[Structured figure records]
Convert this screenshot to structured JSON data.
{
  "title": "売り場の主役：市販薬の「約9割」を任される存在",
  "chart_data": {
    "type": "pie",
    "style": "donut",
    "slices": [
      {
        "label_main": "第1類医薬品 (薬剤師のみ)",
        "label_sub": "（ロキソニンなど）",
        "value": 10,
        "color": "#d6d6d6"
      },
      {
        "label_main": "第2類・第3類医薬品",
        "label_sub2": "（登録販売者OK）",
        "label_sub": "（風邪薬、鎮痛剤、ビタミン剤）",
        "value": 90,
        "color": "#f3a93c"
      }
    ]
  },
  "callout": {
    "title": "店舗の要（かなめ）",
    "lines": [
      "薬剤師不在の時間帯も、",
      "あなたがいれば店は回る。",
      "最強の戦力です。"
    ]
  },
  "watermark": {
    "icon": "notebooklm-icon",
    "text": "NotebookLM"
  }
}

Aim of the exercise -
All of the data needs to be printed once more, exactly.

Expected output -
Convert this screenshot to structured JSON data.
{
  "title": "売り場の主役：市販薬の「約9割」を任される存在",
  "chart_data": {
    "type": "pie",
    "style": "donut",
    "slices": [
      {
        "label_main": "第1類医薬品 (薬剤師のみ)",
        "label_sub": "（ロキソニンなど）",
        "value": 10,
        "color": "#d6d6d6"
      },
      {
        "label_main": "第2類・第3類医薬品",
        "label_sub2": "（登録販売者OK）",
        "label_sub": "（風邪薬、鎮痛剤、ビタミン剤）",
        "value": 90,
        "color": "#f3a93c"
      }
    ]
  },
  "callout": {
    "title": "店舗の要（かなめ）",
    "lines": [
      "薬剤師不在の時間帯も、",
      "あなたがいれば店は回る。",
      "最強の戦力です。"
    ]
  },
  "watermark": {
    "icon": "notebooklm-icon",
    "text": "NotebookLM"
  }
}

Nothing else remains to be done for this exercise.